ENTRIES PROVIDED

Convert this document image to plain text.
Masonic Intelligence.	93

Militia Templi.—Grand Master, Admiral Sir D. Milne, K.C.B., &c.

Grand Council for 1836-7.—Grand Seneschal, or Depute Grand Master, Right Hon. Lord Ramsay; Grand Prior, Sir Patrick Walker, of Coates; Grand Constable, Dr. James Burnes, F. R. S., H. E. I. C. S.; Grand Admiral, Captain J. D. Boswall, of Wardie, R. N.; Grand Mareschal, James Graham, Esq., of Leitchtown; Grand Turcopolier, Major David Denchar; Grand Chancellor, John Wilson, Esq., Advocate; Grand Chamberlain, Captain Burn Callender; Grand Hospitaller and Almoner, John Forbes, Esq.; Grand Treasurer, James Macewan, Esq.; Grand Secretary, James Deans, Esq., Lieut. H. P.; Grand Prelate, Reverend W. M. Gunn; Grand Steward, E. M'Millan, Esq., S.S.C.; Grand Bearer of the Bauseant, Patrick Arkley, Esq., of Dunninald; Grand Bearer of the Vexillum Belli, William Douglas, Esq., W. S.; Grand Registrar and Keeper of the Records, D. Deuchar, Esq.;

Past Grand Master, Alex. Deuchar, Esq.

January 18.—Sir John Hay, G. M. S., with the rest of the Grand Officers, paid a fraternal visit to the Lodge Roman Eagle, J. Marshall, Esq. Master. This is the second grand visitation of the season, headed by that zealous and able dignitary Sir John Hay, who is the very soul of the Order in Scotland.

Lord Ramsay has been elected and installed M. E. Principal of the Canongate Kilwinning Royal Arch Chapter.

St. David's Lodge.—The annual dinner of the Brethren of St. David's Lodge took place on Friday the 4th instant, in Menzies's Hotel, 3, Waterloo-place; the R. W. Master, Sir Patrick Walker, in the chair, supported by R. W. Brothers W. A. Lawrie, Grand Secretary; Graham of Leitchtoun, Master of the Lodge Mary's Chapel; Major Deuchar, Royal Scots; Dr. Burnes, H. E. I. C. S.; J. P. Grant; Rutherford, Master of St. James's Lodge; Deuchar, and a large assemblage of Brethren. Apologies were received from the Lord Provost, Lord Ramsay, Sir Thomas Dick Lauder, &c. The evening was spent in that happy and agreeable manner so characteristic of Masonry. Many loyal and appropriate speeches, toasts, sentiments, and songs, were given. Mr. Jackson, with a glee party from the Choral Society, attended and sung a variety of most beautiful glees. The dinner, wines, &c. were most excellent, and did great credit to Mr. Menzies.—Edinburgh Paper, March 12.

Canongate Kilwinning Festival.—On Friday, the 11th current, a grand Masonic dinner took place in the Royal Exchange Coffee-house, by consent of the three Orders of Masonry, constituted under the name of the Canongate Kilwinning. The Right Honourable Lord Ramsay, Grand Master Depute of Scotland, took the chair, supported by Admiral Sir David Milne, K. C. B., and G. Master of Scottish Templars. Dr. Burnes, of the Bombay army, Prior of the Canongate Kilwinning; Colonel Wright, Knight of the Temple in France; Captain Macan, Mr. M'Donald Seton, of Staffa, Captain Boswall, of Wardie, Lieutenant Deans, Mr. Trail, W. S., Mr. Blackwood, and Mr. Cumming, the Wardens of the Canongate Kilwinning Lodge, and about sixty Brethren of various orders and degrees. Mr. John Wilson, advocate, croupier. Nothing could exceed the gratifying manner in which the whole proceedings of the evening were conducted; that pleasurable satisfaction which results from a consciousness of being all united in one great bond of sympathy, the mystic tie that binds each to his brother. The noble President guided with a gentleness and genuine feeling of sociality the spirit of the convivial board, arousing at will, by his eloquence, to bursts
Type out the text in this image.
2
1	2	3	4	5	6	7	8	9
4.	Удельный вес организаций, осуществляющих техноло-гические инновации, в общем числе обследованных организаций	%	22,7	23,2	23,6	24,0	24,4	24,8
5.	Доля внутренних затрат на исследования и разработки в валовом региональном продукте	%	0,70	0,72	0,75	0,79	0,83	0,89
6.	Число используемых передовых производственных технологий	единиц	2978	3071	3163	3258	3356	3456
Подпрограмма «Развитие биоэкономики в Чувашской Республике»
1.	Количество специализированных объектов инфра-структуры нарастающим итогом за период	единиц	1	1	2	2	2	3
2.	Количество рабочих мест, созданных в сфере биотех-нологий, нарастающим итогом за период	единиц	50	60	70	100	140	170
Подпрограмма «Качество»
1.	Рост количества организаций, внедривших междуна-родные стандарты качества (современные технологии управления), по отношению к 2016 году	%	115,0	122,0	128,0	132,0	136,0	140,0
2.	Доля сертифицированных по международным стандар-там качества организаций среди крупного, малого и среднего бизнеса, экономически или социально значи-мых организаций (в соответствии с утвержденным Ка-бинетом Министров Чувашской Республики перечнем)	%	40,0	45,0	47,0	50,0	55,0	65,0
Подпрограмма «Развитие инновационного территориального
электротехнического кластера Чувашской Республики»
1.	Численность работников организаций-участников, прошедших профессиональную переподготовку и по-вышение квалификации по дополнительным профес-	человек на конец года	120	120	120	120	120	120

TASK REQUIREMENTS
Find the lines above that include the string "Республики" and copy them.

EXERCISE OUTPUT
2.	Доля сертифицированных по международным стандар-там качества организаций среди крупного, малого и среднего бизнеса, экономически или социально значи-мых организаций (в соответствии с утвержденным Ка-бинетом Министров Чувашской Республики перечнем)	%	40,0	45,0	47,0	50,0	55,0	65,0
электротехнического кластера Чувашской Республики»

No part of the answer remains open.